Collect the lines of the entries where "color" shows up.

.....

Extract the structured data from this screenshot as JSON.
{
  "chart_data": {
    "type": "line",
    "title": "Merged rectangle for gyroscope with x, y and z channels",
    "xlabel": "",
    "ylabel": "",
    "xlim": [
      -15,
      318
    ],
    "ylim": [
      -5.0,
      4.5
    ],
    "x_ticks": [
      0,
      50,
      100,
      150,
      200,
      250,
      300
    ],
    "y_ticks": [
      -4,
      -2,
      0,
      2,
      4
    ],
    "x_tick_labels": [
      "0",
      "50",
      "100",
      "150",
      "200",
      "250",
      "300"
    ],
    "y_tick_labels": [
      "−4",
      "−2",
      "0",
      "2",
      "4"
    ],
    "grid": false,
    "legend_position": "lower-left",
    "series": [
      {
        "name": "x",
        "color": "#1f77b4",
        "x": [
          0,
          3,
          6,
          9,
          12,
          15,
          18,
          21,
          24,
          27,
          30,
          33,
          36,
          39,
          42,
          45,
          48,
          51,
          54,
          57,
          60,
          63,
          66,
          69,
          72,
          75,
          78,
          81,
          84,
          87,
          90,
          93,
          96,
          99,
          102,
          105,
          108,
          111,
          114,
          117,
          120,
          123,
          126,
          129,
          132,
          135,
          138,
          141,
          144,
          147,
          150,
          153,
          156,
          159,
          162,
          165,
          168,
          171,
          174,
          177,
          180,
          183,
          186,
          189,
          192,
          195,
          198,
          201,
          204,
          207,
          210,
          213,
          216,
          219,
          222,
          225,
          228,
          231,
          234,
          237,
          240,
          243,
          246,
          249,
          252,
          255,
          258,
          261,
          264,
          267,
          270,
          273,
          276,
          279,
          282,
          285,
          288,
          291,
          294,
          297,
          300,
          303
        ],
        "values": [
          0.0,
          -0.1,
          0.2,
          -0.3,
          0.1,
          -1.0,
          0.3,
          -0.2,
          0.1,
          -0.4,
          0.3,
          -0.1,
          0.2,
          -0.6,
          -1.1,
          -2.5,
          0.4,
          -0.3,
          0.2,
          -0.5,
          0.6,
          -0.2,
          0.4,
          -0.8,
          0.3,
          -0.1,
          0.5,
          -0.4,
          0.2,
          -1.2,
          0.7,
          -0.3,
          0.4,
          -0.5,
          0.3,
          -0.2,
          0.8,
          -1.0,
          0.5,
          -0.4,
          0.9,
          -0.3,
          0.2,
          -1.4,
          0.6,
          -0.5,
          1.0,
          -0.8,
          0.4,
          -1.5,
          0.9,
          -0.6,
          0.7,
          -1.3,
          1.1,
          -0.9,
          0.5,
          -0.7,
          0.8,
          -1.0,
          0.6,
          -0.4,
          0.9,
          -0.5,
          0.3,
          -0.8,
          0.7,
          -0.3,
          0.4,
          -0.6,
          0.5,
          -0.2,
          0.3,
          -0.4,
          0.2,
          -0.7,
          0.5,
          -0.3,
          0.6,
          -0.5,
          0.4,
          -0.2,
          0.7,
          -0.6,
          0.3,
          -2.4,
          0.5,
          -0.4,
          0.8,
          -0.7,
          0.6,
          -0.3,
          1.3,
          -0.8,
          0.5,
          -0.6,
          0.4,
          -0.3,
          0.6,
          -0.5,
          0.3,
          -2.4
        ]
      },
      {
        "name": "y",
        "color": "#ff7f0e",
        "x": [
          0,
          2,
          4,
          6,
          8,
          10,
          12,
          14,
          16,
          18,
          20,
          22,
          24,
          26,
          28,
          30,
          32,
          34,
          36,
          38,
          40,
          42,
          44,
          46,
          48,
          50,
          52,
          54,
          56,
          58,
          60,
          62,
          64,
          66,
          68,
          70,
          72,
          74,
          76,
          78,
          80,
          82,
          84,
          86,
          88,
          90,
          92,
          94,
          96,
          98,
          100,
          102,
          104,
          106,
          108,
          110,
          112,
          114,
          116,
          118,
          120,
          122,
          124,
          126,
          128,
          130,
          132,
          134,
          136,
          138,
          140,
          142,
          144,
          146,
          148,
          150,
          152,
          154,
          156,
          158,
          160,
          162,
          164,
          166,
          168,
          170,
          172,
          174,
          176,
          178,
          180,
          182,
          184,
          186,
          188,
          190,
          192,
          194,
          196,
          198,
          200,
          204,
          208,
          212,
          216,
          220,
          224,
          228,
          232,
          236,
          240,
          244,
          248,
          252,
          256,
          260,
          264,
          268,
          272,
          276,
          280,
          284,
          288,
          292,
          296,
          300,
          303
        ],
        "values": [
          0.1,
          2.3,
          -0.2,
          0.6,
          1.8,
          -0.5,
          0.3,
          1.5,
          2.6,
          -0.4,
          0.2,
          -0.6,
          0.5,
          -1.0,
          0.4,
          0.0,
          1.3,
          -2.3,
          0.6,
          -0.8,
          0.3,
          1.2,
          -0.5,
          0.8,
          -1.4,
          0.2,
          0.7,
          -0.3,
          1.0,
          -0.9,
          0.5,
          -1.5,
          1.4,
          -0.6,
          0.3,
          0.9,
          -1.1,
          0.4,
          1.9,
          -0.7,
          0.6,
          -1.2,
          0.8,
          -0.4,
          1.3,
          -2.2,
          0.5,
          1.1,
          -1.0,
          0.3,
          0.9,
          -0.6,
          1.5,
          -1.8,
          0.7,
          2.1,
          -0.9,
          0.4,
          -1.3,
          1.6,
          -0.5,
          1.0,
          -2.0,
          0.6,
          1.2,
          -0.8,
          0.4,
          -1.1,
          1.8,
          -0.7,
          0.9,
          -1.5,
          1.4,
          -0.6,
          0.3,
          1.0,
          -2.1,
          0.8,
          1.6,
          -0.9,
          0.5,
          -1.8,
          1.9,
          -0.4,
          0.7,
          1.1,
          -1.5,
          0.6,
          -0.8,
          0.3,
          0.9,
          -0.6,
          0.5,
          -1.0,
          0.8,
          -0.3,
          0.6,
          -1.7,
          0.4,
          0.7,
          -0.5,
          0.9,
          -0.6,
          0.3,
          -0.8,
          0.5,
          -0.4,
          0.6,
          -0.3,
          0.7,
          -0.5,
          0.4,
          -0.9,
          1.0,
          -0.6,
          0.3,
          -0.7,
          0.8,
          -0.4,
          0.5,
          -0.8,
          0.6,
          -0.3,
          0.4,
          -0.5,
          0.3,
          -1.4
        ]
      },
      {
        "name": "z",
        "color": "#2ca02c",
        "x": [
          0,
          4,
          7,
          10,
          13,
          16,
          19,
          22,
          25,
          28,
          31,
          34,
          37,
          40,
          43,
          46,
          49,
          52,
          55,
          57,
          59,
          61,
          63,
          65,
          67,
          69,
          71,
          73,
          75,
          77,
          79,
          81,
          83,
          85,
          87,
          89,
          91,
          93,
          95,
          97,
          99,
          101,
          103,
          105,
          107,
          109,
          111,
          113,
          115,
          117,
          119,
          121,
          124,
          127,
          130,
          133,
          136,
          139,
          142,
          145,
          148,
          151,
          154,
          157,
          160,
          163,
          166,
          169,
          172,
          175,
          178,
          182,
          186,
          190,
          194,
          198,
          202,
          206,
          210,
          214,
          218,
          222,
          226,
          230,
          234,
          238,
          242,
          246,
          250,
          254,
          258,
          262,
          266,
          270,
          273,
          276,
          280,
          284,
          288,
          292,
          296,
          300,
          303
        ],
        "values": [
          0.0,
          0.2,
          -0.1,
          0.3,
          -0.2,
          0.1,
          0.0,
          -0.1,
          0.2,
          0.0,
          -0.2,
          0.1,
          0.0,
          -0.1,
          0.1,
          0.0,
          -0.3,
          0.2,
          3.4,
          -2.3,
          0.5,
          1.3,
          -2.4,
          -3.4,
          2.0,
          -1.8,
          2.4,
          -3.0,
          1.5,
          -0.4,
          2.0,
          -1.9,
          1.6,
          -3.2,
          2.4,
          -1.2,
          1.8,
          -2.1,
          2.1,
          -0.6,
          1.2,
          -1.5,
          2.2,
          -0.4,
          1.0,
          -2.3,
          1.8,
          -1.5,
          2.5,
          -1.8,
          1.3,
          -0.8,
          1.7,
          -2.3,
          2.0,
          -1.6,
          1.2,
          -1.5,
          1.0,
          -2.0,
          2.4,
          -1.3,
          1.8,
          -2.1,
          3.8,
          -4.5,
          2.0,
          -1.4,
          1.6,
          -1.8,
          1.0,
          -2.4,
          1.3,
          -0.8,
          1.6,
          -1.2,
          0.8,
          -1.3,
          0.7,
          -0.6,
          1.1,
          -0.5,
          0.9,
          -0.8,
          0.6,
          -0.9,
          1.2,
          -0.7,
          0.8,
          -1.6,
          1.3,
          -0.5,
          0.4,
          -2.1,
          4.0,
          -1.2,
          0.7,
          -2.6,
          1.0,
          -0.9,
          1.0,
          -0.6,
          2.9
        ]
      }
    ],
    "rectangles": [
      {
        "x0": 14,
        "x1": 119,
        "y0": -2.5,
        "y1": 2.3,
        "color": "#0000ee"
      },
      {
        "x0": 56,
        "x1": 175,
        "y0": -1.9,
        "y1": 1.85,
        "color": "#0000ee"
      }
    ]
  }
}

.....

Written response →
        "color": "#1f77b4",
        "color": "#ff7f0e",
        "color": "#2ca02c",
        "color": "#0000ee"
        "color": "#0000ee"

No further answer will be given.